**What the task requires**:
Look for the string "Predictive" in the lines and copy each line that has it.

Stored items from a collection
- - -

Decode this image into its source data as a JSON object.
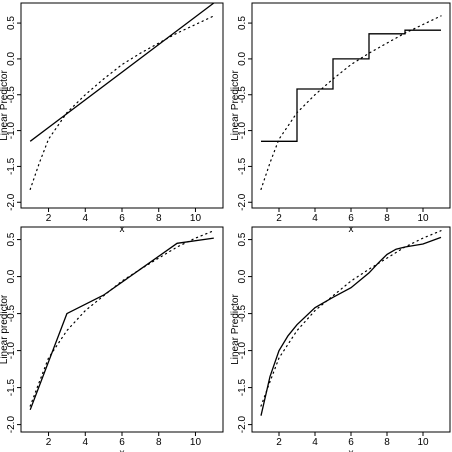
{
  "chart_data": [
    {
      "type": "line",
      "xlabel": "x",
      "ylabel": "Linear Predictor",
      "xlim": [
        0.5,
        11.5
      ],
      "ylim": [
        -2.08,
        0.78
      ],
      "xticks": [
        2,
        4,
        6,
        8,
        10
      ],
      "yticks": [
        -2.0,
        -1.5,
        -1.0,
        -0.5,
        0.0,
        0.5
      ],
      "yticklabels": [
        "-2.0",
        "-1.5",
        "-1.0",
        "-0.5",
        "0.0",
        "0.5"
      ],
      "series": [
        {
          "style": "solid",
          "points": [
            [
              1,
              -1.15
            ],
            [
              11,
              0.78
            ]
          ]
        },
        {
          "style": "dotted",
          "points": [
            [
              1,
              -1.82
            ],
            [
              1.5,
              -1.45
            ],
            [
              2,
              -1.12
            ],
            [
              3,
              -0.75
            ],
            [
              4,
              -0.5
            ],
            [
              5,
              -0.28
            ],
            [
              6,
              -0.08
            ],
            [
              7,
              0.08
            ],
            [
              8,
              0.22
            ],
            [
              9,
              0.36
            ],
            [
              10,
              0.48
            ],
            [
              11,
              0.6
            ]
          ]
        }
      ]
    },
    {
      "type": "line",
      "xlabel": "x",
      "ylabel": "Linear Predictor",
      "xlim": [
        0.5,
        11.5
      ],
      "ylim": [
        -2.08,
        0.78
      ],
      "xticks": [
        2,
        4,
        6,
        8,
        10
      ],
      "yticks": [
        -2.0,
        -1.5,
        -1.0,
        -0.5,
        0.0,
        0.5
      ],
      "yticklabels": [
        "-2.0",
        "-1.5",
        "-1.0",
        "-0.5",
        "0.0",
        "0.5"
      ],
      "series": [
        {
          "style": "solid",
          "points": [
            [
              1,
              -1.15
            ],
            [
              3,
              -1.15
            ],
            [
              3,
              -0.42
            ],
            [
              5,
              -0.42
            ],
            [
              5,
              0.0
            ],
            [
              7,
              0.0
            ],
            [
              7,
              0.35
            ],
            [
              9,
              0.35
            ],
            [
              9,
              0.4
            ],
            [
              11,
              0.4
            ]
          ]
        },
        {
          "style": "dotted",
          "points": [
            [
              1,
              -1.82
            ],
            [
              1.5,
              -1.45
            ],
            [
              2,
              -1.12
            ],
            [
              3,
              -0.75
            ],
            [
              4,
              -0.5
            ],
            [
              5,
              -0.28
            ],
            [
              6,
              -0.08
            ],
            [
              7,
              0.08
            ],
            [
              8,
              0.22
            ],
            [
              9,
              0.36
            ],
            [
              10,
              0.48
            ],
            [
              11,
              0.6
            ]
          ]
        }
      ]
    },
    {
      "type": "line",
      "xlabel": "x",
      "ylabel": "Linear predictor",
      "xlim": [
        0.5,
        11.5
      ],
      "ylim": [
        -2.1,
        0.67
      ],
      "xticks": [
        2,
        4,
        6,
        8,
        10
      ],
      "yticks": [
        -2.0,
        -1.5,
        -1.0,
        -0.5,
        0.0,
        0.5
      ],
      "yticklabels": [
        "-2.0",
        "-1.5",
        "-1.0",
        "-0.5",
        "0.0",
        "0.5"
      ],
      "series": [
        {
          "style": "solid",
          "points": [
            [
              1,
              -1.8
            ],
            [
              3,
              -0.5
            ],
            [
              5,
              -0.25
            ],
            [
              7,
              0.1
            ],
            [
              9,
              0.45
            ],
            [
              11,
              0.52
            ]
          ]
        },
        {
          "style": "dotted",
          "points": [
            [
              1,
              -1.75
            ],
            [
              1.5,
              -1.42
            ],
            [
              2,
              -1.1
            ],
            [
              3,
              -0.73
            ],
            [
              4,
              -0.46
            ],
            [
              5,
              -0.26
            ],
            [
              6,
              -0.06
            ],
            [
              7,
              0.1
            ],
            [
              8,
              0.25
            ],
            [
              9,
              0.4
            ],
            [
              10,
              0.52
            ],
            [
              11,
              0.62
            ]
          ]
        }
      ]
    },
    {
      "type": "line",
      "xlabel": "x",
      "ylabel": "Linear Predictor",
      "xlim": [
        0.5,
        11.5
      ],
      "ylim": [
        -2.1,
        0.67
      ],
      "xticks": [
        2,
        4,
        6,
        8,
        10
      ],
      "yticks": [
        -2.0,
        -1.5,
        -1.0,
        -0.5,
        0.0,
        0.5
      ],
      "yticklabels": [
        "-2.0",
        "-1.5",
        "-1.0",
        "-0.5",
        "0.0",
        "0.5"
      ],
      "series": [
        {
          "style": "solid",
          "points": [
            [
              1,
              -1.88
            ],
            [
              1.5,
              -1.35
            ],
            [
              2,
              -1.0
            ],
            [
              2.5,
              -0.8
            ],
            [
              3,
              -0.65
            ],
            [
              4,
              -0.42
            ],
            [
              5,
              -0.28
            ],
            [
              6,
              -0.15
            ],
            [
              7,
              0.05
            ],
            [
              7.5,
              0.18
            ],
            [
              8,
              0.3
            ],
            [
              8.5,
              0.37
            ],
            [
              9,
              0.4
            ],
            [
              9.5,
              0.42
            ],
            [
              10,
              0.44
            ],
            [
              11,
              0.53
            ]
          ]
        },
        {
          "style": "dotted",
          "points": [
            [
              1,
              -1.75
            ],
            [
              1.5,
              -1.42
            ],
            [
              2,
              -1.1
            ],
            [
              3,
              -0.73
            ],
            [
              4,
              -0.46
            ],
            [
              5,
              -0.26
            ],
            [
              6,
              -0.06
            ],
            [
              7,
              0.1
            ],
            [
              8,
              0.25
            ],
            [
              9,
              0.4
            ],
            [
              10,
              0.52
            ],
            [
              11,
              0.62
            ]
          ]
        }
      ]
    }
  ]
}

- - -

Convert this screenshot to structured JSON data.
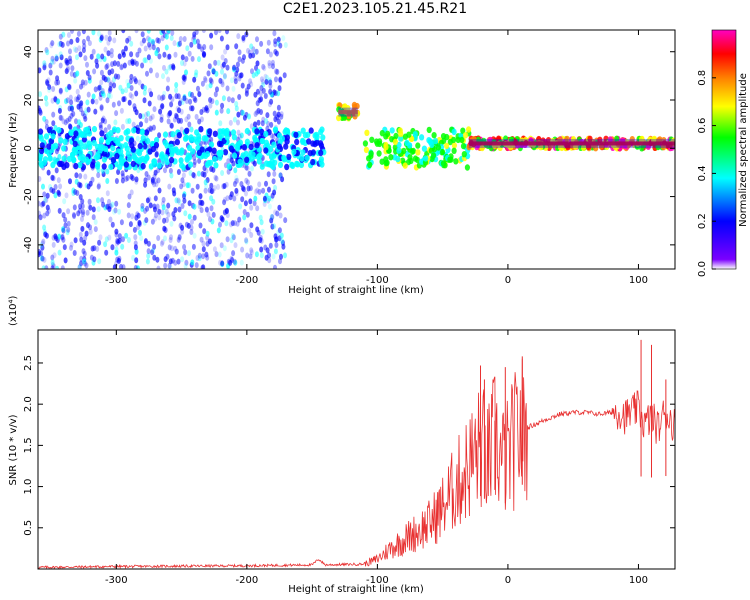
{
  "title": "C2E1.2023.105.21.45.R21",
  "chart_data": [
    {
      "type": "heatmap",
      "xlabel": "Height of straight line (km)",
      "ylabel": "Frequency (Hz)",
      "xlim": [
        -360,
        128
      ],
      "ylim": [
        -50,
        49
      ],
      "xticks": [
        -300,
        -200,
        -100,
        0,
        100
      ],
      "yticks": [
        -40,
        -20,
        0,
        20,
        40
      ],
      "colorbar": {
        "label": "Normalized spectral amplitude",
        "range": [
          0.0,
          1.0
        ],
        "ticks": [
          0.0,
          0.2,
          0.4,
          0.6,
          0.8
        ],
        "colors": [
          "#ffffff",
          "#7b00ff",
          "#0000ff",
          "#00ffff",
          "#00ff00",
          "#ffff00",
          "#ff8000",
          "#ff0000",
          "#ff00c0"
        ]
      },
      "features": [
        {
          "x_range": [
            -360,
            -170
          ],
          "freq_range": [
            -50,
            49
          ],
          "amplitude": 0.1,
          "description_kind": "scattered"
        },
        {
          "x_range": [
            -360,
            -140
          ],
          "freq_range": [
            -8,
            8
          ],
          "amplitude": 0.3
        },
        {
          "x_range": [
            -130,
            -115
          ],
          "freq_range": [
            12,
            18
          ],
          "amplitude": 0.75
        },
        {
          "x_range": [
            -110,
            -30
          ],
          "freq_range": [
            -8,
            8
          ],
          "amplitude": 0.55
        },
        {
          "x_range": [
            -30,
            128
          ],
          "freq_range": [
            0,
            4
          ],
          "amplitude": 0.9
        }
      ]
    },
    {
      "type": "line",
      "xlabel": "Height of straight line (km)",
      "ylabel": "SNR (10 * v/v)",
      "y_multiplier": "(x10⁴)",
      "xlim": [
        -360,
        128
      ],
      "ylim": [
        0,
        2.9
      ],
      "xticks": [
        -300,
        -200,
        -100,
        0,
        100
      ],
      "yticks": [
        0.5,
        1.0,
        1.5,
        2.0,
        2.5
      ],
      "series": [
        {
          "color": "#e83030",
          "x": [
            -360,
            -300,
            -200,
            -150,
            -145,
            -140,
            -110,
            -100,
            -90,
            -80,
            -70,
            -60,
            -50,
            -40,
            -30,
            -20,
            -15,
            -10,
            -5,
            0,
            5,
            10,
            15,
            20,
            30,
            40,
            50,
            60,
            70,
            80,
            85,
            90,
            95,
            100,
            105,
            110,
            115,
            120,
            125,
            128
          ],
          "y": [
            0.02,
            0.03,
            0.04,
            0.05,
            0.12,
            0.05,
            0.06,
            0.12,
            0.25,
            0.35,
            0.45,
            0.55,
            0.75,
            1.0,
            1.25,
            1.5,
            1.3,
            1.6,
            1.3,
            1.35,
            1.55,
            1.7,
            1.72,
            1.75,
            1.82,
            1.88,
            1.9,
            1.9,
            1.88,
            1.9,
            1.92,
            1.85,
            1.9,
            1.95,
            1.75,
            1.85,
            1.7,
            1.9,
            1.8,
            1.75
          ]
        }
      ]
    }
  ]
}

- - -

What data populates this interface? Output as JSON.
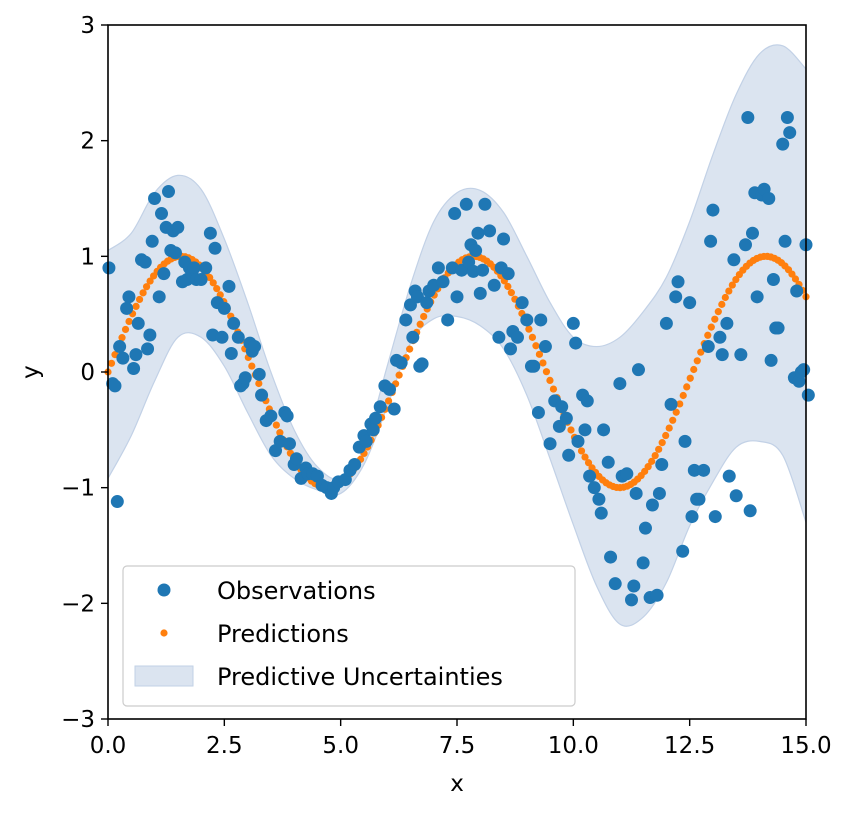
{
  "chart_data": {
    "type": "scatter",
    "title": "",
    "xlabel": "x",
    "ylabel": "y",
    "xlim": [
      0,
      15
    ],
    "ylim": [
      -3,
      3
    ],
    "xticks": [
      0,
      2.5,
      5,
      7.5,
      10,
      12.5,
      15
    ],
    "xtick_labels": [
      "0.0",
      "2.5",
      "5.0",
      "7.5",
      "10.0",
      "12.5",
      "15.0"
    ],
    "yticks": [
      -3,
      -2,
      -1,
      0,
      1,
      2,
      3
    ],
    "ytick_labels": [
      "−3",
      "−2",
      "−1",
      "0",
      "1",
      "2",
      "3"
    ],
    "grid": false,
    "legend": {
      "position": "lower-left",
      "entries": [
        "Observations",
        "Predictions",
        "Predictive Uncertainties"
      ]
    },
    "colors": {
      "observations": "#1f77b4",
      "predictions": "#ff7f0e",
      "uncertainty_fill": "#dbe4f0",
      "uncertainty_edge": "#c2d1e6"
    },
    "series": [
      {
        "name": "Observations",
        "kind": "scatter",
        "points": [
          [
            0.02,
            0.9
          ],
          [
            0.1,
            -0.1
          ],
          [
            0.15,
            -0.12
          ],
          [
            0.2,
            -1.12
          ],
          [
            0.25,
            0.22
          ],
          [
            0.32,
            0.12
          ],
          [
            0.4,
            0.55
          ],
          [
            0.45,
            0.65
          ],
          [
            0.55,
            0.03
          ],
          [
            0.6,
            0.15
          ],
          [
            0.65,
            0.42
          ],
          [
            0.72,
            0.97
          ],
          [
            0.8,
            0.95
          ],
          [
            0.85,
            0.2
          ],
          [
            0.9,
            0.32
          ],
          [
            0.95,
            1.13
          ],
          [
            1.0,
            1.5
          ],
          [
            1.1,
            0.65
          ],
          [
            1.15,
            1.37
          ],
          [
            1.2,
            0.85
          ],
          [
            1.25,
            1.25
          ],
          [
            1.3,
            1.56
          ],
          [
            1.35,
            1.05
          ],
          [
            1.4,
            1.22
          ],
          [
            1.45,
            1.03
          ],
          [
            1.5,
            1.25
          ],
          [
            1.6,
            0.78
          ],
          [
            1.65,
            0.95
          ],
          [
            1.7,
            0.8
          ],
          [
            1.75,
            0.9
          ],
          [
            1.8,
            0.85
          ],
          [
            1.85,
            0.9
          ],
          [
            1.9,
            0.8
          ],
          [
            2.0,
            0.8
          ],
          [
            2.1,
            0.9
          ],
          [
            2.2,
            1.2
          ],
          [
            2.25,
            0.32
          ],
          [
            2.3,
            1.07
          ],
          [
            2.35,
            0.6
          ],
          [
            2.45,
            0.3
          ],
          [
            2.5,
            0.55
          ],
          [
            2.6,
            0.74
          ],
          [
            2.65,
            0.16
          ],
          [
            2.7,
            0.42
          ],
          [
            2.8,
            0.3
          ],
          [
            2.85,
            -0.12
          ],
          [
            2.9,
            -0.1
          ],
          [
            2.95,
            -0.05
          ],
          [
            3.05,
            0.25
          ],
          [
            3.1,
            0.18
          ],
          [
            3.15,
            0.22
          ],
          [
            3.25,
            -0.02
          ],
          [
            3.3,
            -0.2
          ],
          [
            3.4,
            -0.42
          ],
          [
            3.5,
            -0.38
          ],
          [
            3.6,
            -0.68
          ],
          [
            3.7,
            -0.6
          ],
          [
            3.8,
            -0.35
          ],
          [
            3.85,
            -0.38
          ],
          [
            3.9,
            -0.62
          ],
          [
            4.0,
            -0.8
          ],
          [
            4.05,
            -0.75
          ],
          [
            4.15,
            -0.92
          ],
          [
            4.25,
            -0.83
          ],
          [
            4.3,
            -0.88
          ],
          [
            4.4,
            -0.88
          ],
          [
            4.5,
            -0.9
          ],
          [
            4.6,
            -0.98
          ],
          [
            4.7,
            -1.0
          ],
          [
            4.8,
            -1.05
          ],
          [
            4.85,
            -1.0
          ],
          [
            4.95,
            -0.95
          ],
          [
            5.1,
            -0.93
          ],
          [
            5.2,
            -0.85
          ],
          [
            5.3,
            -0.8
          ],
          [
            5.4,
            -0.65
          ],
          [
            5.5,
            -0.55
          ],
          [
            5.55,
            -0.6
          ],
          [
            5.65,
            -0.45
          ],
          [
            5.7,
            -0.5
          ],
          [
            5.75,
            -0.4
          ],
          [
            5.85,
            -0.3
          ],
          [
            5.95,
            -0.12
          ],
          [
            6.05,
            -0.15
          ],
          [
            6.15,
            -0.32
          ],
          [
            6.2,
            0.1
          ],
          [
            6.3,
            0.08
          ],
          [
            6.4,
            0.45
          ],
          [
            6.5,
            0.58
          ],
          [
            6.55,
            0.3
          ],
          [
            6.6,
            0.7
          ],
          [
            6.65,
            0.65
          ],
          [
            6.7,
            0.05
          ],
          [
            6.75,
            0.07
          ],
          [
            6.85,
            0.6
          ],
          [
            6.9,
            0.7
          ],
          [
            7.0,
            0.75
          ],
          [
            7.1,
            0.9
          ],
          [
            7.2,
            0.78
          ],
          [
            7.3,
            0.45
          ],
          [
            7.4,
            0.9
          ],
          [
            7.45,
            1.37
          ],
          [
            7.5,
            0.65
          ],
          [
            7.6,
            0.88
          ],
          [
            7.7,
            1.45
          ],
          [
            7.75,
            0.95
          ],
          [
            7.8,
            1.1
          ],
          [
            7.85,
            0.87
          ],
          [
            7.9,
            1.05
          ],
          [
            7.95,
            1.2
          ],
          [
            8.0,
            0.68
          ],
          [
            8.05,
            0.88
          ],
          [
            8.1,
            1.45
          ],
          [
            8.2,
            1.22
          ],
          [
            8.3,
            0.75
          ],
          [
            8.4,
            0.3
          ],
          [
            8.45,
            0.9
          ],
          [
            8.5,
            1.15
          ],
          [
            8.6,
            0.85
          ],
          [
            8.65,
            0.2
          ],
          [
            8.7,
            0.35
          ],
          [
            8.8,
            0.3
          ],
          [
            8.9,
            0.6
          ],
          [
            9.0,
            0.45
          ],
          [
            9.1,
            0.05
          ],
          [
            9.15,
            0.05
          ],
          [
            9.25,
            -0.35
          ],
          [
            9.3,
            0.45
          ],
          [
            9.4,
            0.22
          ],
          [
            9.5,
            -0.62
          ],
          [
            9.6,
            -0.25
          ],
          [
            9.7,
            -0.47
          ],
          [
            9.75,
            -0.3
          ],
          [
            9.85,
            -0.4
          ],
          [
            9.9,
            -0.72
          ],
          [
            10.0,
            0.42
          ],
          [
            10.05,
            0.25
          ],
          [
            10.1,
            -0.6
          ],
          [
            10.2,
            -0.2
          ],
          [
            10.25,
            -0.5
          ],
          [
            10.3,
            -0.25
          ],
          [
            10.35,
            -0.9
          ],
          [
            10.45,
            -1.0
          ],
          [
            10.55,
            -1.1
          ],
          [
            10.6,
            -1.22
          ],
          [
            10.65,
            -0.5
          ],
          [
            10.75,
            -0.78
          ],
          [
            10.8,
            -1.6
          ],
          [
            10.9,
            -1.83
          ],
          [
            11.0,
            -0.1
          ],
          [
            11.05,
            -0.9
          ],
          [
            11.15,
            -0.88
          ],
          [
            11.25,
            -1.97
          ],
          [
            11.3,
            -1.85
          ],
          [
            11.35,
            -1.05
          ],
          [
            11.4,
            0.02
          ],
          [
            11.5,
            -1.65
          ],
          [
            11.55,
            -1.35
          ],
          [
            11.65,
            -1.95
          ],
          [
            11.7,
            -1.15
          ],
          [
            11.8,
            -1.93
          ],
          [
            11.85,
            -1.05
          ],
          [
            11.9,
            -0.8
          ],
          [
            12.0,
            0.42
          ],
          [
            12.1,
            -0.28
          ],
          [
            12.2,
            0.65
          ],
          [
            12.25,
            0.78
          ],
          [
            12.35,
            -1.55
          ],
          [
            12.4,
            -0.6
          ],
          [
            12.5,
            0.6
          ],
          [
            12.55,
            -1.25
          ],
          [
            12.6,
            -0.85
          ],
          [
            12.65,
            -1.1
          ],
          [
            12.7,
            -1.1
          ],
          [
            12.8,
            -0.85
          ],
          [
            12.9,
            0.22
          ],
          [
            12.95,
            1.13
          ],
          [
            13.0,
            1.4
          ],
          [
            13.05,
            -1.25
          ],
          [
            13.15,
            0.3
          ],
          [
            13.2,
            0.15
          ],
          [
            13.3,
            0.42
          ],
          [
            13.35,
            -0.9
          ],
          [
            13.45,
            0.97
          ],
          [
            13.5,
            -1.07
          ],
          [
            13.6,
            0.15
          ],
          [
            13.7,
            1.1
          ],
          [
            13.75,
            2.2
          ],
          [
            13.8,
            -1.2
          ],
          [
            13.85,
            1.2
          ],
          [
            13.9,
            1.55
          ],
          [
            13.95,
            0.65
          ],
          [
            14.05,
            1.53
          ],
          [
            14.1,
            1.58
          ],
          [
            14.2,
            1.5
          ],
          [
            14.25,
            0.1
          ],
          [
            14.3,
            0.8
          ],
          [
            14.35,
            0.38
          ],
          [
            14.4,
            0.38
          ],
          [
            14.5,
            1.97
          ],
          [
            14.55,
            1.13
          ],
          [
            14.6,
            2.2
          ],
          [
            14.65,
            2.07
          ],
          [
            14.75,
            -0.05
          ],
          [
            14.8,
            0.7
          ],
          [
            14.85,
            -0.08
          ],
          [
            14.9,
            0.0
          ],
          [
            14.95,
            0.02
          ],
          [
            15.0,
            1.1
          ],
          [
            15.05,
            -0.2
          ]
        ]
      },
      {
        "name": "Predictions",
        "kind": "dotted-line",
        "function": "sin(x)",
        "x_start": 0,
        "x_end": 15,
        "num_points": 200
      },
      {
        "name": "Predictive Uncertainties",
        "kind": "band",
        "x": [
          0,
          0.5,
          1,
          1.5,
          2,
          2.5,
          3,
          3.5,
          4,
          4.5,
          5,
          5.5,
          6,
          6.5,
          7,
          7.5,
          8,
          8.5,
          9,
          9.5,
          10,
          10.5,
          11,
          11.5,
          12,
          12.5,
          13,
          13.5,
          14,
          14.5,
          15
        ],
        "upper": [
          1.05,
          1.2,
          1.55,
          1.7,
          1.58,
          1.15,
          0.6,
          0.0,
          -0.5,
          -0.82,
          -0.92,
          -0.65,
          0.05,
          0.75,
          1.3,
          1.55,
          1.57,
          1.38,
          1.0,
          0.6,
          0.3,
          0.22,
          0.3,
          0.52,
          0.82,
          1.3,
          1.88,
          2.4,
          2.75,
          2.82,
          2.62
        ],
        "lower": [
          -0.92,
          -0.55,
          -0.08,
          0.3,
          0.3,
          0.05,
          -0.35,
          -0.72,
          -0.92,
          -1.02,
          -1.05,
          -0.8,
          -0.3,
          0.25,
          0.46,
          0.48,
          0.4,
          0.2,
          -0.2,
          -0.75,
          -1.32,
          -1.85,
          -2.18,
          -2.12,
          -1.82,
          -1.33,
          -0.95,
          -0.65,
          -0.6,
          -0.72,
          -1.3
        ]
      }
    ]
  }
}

- - -

**Correct result**:
        "Predictive Uncertainties"
        "name": "Predictive Uncertainties",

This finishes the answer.